Trecho selecionado:

■ ■ ■ ■ ■ ■ ■

Somos convidados a acompanhar a trajetória de Theo Faron (Clive Owen), um homem que esconde sua vulnerabilidade em uma capa de ceticismo e cinismo. Sua trajetória é o grande catalisador de “Filhos da Esperança” e sua peça mais emblemática: de um homem quebrado pelos traumas a um referencial de resiliência e esperança. Ele parte de um viciado para se transformar em um homem de princípios. Não é a toa que Julian (Juliane Moore) o escolhe para guiar e proteger Kee (Claire-Hope Ashitey); em um cenário em que o legado e a expectativa de vida da humanidade estão fadados ao fim, apenas alguém sem ilusões e perspectivas poderia auxiliar uma refugiada negra que gera o primeiro bebê em 18 anos.
Curiosamente, a cena em que finalmente descobrimos que Kee está grávida é bem orquestrada e alegórica. A escolha de apresentar a maior revelação do filme em um celeiro e a trajetória de Kee e Faron fazem um paralelo interessante e distópico com o menino Jesus: as perseguições por um governo autoritário, a fuga para outro país e as condições do nascimento.
Tais comparações também salientam uma discussão recorrente: se Jesus nascesse hoje ele seria um refugiado, um menino negro na favela ou um privilegiado? Sem aumentar o rol da polêmica, é importante perceber que parte dessa metáfora também decorre das sensações emitidas pela cena. A trilha sonora, por exemplo, empresta uma percepção de terror atrelada a santidade que se complementa com o uso das cores e do cenário.

■ ■ ■ ■ ■ ■ ■

[Dados de detecção de layout de documentos]

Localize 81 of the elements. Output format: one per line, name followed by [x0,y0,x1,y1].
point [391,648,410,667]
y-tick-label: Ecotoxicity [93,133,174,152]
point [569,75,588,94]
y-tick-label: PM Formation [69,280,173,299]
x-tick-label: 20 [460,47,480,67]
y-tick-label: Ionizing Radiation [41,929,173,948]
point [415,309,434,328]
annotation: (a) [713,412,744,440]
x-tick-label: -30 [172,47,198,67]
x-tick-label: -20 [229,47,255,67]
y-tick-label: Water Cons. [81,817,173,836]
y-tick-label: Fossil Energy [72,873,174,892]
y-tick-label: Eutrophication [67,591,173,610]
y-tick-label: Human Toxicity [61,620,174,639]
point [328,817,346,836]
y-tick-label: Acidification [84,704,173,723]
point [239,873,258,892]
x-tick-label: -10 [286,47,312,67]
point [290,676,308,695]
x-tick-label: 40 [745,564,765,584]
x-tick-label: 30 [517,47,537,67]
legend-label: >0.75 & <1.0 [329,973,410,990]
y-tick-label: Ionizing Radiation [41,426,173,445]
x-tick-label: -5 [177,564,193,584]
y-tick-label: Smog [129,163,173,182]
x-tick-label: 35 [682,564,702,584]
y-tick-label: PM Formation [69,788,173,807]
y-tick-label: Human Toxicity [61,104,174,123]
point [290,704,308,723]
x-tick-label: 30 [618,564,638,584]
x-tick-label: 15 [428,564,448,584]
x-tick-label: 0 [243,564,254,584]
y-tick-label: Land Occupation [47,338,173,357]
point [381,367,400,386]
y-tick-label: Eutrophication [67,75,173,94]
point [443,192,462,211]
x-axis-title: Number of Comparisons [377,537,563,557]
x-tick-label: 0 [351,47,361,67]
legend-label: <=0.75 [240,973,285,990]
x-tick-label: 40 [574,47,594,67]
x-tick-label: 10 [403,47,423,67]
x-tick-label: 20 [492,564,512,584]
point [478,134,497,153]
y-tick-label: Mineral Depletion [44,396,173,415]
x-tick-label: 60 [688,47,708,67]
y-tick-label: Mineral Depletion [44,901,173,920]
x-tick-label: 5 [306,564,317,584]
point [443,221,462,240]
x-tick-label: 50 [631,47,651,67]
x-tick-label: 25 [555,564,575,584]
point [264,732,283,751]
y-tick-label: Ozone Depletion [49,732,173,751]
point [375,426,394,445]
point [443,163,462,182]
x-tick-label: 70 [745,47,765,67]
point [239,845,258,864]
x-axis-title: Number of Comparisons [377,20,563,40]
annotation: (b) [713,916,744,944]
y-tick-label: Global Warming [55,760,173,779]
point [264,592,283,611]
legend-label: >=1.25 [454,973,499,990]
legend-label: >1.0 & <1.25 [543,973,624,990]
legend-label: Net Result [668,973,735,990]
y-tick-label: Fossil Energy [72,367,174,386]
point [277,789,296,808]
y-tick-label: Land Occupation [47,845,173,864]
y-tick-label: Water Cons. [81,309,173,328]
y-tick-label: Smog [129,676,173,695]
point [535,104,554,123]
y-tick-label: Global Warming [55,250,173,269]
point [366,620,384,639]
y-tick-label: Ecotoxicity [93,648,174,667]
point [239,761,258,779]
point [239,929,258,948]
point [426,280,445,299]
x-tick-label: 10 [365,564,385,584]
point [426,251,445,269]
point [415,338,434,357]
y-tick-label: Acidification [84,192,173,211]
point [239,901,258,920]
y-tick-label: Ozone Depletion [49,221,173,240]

■ ■ ■ ■ ■ ■ ■

Tarefas e exercícios:
1. De acordo com o trecho sobre o filme “Filhos da Esperança”, em que lugar se apresenta a revelação de que Kee está grávida?
2. Dê prosseguimento ao trecho sobre o filme “Filhos da Esperança” a partir do ponto em que ele termina.
Os registros não têm nenhum papel nesta atividade.

Resultados das tarefas:
1. Em um celeiro.

2.
O ambiente em 2027
Essa ambientação se deve, em grande parte, ao design de produção assinado por Jim Clay (“Simplesmente Amor”, “Um Grande Garoto”). Esse último elemento é preciso e carregado de detalhes que contam a história da trama sem a necessidade de explicações maiores como as notícias de jornal na casa de Jasper (Michael Caine), as grades no metrô, as propagandas massivas do governo em cada esquina e as pichações nas ruas caóticas de Londres. Tudo que vemos em tela nos ajuda a formar uma ideia do mundo distópico que aquelas pessoas vivem e a maneira como Clay apresenta isso é convincente e plausível. Não surpreende, por exemplo, que séries recentes tenham ecos de “Filhos da Esperança” para arquitetar seu futuro pós-apocalíptico, como “Years and Years”, “The Handmaid´s Tale” e até mesmo “Dark”.
É preciso salientar, no entanto, que um dos maiores destaques de “Filhos da Esperança” deve-se ao olhar de Emmanuel Lubezki – parceiro habitual de Cuáron desde “A Princesinha”. O diretor de fotografia mexicano levou quase todos os prêmios por seu trabalho, exceto o Oscar vencido pelo compatriota Guillermo Navarro, de “O Labirinto do Fauno. Embora os dois planos-sequências eletrizantes sejam muito exaltados, o que mais me prende e chama atenção é a capacidade que ele tem de nos colocar como um personagem na trama. Não estamos apenas os assistindo: vivenciámos toda essa desventura ao lado de Faron e Kee.
Manter a câmera sempre na mão nos deixa ainda mais envolvidos, afinal, a atmosfera documental traz junto a urgência e a inquietação que a história confere. E é neste ponto que o plano-sequência ganha um significado maior do que apenas o feito técnico primoroso: em ambos os cenários – tanto no carro quanto em Brexhill -, a aflição é tangível assim como a tensão e a violência.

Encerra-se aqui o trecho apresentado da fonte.